Here are some records; copy every line that holds the word "rate".
━━ SUPPLIED DATA
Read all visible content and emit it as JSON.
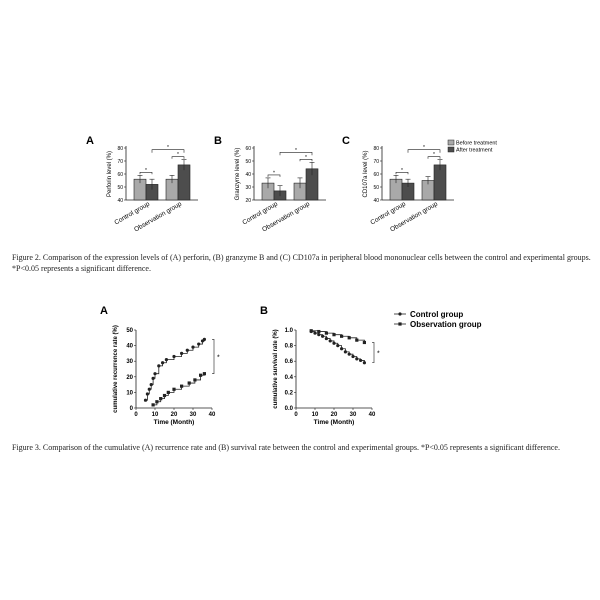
{
  "figure2": {
    "caption": "Figure 2. Comparison of the expression levels of (A) perforin, (B) granzyme B and (C) CD107a in peripheral blood mononuclear cells between the control and experimental groups. *P<0.05 represents a significant difference.",
    "legend": [
      "Before treatment",
      "After treatment"
    ],
    "colors": {
      "before": "#a9a9a9",
      "after": "#4d4d4d"
    }
  },
  "figure3": {
    "caption": "Figure 3. Comparison of the cumulative (A) recurrence rate and (B) survival rate between the control and experimental groups. *P<0.05 represents a significant difference.",
    "legend": [
      "Control group",
      "Observation group"
    ]
  },
  "chart_data": [
    {
      "panel": "A",
      "type": "bar",
      "ylabel": "Perforin level (%)",
      "ylim": [
        40,
        80
      ],
      "yticks": [
        40,
        50,
        60,
        70,
        80
      ],
      "categories": [
        "Control group",
        "Observation group"
      ],
      "series": [
        {
          "name": "Before treatment",
          "values": [
            56,
            56
          ],
          "errors": [
            3,
            3
          ]
        },
        {
          "name": "After treatment",
          "values": [
            52,
            67
          ],
          "errors": [
            4,
            4
          ]
        }
      ],
      "annotations": [
        "*",
        "*",
        "*"
      ]
    },
    {
      "panel": "B",
      "type": "bar",
      "ylabel": "Granzyme level (%)",
      "ylim": [
        20,
        60
      ],
      "yticks": [
        20,
        30,
        40,
        50,
        60
      ],
      "categories": [
        "Control group",
        "Observation group"
      ],
      "series": [
        {
          "name": "Before treatment",
          "values": [
            33,
            33
          ],
          "errors": [
            4,
            4
          ]
        },
        {
          "name": "After treatment",
          "values": [
            27,
            44
          ],
          "errors": [
            4,
            5
          ]
        }
      ],
      "annotations": [
        "*",
        "*",
        "*"
      ]
    },
    {
      "panel": "C",
      "type": "bar",
      "ylabel": "CD107a level (%)",
      "ylim": [
        40,
        80
      ],
      "yticks": [
        40,
        50,
        60,
        70,
        80
      ],
      "categories": [
        "Control group",
        "Observation group"
      ],
      "series": [
        {
          "name": "Before treatment",
          "values": [
            56,
            55
          ],
          "errors": [
            3,
            3
          ]
        },
        {
          "name": "After treatment",
          "values": [
            53,
            67
          ],
          "errors": [
            3,
            4
          ]
        }
      ],
      "annotations": [
        "*",
        "*",
        "*"
      ]
    },
    {
      "panel": "A",
      "type": "line",
      "ylabel": "cumulative recurrence rate (%)",
      "xlabel": "Time (Month)",
      "xlim": [
        0,
        40
      ],
      "ylim": [
        0,
        50
      ],
      "xticks": [
        0,
        10,
        20,
        30,
        40
      ],
      "yticks": [
        0,
        10,
        20,
        30,
        40,
        50
      ],
      "series": [
        {
          "name": "Control group",
          "marker": "circle",
          "x": [
            5,
            6,
            7,
            8,
            9,
            10,
            12,
            14,
            16,
            20,
            24,
            27,
            30,
            33,
            35,
            36
          ],
          "y": [
            5,
            9,
            12,
            15,
            19,
            22,
            27,
            29,
            31,
            33,
            35,
            37,
            39,
            41,
            43,
            44
          ]
        },
        {
          "name": "Observation group",
          "marker": "square",
          "x": [
            9,
            11,
            13,
            15,
            17,
            20,
            24,
            28,
            31,
            34,
            36
          ],
          "y": [
            2,
            4,
            6,
            8,
            10,
            12,
            14,
            16,
            18,
            21,
            22
          ]
        }
      ],
      "annotations": [
        "*"
      ]
    },
    {
      "panel": "B",
      "type": "line",
      "ylabel": "cumulative survival rate (%)",
      "xlabel": "Time (Month)",
      "xlim": [
        0,
        40
      ],
      "ylim": [
        0.0,
        1.0
      ],
      "xticks": [
        0,
        10,
        20,
        30,
        40
      ],
      "yticks": [
        0.0,
        0.2,
        0.4,
        0.6,
        0.8,
        1.0
      ],
      "series": [
        {
          "name": "Control group",
          "marker": "circle",
          "x": [
            8,
            10,
            12,
            14,
            16,
            18,
            20,
            22,
            24,
            26,
            28,
            30,
            32,
            34,
            36
          ],
          "y": [
            0.98,
            0.96,
            0.94,
            0.92,
            0.89,
            0.86,
            0.83,
            0.8,
            0.76,
            0.72,
            0.69,
            0.66,
            0.63,
            0.61,
            0.58
          ]
        },
        {
          "name": "Observation group",
          "marker": "square",
          "x": [
            8,
            12,
            16,
            20,
            24,
            28,
            32,
            36
          ],
          "y": [
            0.99,
            0.98,
            0.96,
            0.94,
            0.92,
            0.9,
            0.87,
            0.84
          ]
        }
      ],
      "annotations": [
        "*"
      ]
    }
  ]
}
━━━━
▶ [EXERCISE OUTPUT]
    "caption": "Figure 3. Comparison of the cumulative (A) recurrence rate and (B) survival rate between the control and experimental groups. *P<0.05 represents a significant difference.",
      "ylabel": "cumulative recurrence rate (%)",
      "ylabel": "cumulative survival rate (%)",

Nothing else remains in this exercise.